-- DATA follows --

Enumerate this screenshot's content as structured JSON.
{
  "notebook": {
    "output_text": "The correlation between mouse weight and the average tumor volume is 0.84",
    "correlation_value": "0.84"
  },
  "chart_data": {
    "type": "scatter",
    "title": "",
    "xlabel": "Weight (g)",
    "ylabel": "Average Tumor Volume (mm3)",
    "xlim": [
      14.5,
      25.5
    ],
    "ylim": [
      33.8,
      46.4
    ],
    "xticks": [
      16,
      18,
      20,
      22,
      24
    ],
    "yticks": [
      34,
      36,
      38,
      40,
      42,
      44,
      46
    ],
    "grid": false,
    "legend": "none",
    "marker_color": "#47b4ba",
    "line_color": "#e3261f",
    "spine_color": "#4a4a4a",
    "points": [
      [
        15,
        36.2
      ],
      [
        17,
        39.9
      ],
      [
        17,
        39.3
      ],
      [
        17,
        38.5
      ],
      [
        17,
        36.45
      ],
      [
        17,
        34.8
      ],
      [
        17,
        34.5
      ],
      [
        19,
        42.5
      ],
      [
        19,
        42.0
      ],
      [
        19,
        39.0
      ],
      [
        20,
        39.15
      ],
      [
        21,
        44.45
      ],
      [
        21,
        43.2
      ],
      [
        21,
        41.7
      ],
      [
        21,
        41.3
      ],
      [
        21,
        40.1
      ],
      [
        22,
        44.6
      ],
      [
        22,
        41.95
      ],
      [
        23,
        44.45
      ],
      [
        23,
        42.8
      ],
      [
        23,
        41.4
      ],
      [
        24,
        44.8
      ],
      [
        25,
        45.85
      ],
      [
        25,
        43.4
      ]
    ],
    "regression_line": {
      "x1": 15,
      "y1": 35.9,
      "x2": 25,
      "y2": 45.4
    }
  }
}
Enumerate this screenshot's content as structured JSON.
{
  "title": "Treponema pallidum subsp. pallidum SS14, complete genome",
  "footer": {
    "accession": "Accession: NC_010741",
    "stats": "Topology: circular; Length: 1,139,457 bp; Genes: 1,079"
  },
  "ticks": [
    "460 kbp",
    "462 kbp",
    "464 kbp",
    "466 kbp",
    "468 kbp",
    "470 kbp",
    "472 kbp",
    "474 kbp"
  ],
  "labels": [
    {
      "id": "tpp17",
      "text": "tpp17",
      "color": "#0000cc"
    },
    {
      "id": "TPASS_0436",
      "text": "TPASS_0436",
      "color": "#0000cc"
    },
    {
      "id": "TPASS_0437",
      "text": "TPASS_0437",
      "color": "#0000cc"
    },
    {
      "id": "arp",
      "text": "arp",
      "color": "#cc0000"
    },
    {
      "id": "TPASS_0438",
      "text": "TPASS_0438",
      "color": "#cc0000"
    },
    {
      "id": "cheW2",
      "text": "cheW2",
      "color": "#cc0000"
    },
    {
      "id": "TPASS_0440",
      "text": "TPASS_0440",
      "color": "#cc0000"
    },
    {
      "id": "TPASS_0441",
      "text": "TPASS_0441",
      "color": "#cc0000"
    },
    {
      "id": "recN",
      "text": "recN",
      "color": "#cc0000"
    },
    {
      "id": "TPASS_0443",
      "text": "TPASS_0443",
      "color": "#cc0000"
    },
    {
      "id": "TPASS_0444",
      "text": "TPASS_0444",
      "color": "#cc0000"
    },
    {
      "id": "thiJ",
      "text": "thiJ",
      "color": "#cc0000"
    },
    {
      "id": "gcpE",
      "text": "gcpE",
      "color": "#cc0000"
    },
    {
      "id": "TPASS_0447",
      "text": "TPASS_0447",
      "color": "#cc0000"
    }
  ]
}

-- DATA concluded --

### WORK TO COMPLETE:
This exercise calls for an exact reproduction of the material.

### TASK RESULT:
Enumerate this screenshot's content as structured JSON.
{
  "notebook": {
    "output_text": "The correlation between mouse weight and the average tumor volume is 0.84",
    "correlation_value": "0.84"
  },
  "chart_data": {
    "type": "scatter",
    "title": "",
    "xlabel": "Weight (g)",
    "ylabel": "Average Tumor Volume (mm3)",
    "xlim": [
      14.5,
      25.5
    ],
    "ylim": [
      33.8,
      46.4
    ],
    "xticks": [
      16,
      18,
      20,
      22,
      24
    ],
    "yticks": [
      34,
      36,
      38,
      40,
      42,
      44,
      46
    ],
    "grid": false,
    "legend": "none",
    "marker_color": "#47b4ba",
    "line_color": "#e3261f",
    "spine_color": "#4a4a4a",
    "points": [
      [
        15,
        36.2
      ],
      [
        17,
        39.9
      ],
      [
        17,
        39.3
      ],
      [
        17,
        38.5
      ],
      [
        17,
        36.45
      ],
      [
        17,
        34.8
      ],
      [
        17,
        34.5
      ],
      [
        19,
        42.5
      ],
      [
        19,
        42.0
      ],
      [
        19,
        39.0
      ],
      [
        20,
        39.15
      ],
      [
        21,
        44.45
      ],
      [
        21,
        43.2
      ],
      [
        21,
        41.7
      ],
      [
        21,
        41.3
      ],
      [
        21,
        40.1
      ],
      [
        22,
        44.6
      ],
      [
        22,
        41.95
      ],
      [
        23,
        44.45
      ],
      [
        23,
        42.8
      ],
      [
        23,
        41.4
      ],
      [
        24,
        44.8
      ],
      [
        25,
        45.85
      ],
      [
        25,
        43.4
      ]
    ],
    "regression_line": {
      "x1": 15,
      "y1": 35.9,
      "x2": 25,
      "y2": 45.4
    }
  }
}
Enumerate this screenshot's content as structured JSON.
{
  "title": "Treponema pallidum subsp. pallidum SS14, complete genome",
  "footer": {
    "accession": "Accession: NC_010741",
    "stats": "Topology: circular; Length: 1,139,457 bp; Genes: 1,079"
  },
  "ticks": [
    "460 kbp",
    "462 kbp",
    "464 kbp",
    "466 kbp",
    "468 kbp",
    "470 kbp",
    "472 kbp",
    "474 kbp"
  ],
  "labels": [
    {
      "id": "tpp17",
      "text": "tpp17",
      "color": "#0000cc"
    },
    {
      "id": "TPASS_0436",
      "text": "TPASS_0436",
      "color": "#0000cc"
    },
    {
      "id": "TPASS_0437",
      "text": "TPASS_0437",
      "color": "#0000cc"
    },
    {
      "id": "arp",
      "text": "arp",
      "color": "#cc0000"
    },
    {
      "id": "TPASS_0438",
      "text": "TPASS_0438",
      "color": "#cc0000"
    },
    {
      "id": "cheW2",
      "text": "cheW2",
      "color": "#cc0000"
    },
    {
      "id": "TPASS_0440",
      "text": "TPASS_0440",
      "color": "#cc0000"
    },
    {
      "id": "TPASS_0441",
      "text": "TPASS_0441",
      "color": "#cc0000"
    },
    {
      "id": "recN",
      "text": "recN",
      "color": "#cc0000"
    },
    {
      "id": "TPASS_0443",
      "text": "TPASS_0443",
      "color": "#cc0000"
    },
    {
      "id": "TPASS_0444",
      "text": "TPASS_0444",
      "color": "#cc0000"
    },
    {
      "id": "thiJ",
      "text": "thiJ",
      "color": "#cc0000"
    },
    {
      "id": "gcpE",
      "text": "gcpE",
      "color": "#cc0000"
    },
    {
      "id": "TPASS_0447",
      "text": "TPASS_0447",
      "color": "#cc0000"
    }
  ]
}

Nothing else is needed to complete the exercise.